The task:
Count every line in the entries that follow where the word "durch" appears, then state only the total.

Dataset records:

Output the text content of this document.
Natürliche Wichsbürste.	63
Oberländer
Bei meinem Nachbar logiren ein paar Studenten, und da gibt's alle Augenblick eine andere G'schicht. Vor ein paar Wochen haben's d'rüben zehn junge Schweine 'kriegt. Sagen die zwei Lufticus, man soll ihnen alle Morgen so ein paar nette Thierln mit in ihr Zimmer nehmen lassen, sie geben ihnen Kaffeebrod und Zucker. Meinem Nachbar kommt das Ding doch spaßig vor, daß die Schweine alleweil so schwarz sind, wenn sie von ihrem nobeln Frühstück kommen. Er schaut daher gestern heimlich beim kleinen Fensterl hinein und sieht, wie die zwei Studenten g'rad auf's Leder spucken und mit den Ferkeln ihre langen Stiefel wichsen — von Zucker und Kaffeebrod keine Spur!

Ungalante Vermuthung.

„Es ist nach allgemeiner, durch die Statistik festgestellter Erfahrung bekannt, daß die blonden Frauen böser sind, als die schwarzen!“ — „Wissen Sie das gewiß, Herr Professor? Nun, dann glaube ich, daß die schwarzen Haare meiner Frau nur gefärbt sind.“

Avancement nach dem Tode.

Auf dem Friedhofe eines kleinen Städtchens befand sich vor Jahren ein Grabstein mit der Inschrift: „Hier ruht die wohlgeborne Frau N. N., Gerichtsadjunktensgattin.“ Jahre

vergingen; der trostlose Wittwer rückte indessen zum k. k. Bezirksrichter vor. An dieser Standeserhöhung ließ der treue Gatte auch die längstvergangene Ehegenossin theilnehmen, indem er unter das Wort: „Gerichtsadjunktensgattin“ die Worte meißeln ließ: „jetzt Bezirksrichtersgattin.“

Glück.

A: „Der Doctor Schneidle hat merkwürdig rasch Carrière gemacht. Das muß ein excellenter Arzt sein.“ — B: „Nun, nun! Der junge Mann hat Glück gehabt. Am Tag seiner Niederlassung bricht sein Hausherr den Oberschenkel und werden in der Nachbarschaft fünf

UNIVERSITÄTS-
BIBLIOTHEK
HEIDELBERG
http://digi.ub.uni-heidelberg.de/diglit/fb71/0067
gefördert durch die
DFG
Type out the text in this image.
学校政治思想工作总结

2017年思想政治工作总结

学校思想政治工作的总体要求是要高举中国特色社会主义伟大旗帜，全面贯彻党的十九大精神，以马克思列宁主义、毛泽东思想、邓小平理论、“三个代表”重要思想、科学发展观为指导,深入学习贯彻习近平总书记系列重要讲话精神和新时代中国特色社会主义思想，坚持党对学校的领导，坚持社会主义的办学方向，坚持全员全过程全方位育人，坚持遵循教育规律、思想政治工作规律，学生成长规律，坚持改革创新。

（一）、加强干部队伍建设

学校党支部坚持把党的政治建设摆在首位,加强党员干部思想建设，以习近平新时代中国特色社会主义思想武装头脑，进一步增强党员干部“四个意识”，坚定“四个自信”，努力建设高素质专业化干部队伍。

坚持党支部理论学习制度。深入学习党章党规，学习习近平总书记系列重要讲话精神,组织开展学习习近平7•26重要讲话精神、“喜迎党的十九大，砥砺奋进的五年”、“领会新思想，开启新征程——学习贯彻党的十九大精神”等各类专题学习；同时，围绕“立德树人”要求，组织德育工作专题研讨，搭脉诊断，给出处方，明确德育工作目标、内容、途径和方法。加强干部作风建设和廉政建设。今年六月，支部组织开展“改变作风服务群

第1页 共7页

Solved problem:
2